### Short task
From the records below, pull each line that has "四个代表队每队".

== Rows ==

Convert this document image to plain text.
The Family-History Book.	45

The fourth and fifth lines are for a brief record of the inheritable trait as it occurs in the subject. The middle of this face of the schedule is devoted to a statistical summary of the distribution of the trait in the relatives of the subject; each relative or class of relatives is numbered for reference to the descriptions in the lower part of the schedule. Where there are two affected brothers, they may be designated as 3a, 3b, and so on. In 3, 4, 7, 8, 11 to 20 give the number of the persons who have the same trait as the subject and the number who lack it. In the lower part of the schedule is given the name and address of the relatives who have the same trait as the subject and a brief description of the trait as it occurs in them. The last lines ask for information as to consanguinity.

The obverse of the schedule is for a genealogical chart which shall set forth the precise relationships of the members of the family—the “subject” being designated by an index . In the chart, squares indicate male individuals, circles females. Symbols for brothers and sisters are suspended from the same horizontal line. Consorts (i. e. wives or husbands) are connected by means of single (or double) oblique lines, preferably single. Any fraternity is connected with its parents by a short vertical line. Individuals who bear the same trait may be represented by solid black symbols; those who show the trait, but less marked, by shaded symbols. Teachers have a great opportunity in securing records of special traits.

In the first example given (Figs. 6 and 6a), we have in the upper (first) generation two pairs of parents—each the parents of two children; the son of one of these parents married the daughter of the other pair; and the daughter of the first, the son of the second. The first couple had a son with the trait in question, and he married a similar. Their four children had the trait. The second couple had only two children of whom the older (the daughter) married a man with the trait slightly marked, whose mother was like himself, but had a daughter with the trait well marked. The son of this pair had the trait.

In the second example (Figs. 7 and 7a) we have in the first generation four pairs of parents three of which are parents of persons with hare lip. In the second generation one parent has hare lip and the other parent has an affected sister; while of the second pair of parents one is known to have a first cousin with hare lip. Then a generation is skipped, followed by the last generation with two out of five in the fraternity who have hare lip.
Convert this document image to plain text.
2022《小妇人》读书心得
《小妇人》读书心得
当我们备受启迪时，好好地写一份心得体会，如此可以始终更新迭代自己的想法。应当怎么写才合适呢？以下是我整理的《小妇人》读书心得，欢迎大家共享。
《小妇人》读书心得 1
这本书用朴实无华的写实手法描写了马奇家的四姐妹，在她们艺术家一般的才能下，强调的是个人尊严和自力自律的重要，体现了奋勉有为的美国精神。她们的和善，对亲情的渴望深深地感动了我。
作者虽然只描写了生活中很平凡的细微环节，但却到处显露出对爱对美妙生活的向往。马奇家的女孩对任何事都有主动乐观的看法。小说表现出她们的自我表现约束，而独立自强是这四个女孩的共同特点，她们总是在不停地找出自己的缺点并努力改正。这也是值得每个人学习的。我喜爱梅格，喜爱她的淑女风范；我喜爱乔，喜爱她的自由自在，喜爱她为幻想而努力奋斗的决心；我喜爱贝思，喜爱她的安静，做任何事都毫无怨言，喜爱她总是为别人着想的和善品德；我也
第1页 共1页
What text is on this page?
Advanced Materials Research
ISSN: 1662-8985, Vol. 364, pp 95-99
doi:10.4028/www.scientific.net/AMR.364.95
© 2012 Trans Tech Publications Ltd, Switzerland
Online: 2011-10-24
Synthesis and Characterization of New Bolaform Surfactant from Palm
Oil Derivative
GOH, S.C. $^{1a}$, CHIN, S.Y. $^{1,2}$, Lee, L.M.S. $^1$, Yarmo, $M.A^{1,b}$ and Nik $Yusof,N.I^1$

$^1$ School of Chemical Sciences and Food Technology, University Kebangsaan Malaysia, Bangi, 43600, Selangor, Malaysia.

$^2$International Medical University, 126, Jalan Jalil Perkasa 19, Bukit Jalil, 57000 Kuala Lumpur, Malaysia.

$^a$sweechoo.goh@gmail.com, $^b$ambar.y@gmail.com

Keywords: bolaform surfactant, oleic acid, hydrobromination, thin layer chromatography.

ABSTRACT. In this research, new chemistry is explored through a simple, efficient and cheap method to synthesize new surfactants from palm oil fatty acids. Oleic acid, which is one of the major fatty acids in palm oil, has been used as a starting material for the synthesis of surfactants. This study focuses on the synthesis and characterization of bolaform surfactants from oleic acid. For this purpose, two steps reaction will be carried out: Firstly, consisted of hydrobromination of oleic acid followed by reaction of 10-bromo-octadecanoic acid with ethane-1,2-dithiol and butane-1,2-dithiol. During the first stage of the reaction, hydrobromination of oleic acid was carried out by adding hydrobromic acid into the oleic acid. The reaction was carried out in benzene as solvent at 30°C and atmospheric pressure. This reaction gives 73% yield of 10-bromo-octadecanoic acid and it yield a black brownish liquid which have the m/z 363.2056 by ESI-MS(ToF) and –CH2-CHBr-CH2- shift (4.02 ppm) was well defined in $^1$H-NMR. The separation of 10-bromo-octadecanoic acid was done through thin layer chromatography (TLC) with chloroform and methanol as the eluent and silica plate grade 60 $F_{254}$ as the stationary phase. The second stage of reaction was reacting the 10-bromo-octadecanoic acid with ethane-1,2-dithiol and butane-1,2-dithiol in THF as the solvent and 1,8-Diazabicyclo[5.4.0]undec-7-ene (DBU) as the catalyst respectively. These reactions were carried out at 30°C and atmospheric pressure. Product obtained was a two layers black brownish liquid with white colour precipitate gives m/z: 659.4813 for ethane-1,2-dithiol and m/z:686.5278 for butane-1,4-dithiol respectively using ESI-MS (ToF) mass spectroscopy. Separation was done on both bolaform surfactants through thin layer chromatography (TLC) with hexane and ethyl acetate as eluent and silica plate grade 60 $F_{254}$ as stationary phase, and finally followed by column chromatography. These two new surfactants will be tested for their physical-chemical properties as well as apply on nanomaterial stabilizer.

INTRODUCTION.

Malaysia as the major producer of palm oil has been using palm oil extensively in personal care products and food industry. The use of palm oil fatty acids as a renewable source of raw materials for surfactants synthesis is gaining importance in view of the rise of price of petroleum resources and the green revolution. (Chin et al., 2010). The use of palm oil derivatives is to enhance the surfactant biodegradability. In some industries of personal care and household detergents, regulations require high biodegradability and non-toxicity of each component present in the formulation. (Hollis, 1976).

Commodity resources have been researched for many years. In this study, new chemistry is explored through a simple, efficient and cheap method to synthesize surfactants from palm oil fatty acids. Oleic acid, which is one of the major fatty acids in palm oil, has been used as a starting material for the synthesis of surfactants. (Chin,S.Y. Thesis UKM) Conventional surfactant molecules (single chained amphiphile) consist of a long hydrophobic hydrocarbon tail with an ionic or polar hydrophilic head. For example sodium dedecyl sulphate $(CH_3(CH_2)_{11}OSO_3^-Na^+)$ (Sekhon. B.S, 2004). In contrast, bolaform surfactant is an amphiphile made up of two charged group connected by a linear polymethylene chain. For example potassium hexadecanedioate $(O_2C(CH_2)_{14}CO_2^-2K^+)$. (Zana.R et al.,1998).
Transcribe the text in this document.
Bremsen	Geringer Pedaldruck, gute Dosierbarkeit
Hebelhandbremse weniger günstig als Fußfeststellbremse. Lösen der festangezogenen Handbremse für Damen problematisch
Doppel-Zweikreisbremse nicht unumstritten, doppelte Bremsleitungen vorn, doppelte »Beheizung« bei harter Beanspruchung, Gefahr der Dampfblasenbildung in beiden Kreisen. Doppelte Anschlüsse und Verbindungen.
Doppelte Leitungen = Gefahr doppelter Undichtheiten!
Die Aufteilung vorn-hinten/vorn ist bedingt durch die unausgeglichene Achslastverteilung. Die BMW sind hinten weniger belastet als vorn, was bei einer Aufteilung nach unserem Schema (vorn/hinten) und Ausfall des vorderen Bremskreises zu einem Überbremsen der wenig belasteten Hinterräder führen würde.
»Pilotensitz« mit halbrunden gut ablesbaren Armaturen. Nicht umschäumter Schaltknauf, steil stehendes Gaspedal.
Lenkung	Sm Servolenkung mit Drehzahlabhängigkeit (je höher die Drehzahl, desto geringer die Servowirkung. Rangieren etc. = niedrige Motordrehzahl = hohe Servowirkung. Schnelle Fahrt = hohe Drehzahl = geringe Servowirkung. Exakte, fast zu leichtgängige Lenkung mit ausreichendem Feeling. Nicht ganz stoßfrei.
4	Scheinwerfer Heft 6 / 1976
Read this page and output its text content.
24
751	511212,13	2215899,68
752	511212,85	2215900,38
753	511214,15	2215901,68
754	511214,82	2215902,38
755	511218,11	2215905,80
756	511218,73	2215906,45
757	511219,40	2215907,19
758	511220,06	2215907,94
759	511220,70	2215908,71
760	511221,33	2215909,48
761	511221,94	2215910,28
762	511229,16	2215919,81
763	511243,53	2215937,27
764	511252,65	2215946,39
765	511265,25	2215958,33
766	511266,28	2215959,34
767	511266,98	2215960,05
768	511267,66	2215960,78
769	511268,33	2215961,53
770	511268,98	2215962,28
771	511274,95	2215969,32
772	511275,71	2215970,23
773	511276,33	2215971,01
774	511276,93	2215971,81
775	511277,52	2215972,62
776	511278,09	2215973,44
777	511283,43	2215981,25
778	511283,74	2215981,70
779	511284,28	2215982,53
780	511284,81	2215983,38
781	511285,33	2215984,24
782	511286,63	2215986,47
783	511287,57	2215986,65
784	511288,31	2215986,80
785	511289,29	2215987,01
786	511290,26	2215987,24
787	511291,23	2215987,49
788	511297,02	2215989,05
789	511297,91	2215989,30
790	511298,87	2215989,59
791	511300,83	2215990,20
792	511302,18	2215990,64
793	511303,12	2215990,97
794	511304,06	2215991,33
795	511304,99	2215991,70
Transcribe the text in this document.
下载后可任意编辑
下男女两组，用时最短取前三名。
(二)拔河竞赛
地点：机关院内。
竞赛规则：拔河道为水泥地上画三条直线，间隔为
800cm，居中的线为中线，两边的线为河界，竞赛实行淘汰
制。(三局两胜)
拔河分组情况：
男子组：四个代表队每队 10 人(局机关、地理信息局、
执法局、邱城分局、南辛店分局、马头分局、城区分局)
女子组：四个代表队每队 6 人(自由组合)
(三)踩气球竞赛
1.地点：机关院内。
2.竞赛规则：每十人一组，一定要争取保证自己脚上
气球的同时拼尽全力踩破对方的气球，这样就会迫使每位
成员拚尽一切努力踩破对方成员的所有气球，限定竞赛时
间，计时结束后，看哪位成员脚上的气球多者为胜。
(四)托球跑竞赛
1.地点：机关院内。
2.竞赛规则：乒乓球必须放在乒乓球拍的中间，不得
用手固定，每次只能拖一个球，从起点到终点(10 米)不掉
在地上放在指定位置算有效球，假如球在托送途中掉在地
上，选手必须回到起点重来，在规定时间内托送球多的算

===

### Finished task
男子组：四个代表队每队 10 人(局机关、地理信息局、
女子组：四个代表队每队 6 人(自由组合)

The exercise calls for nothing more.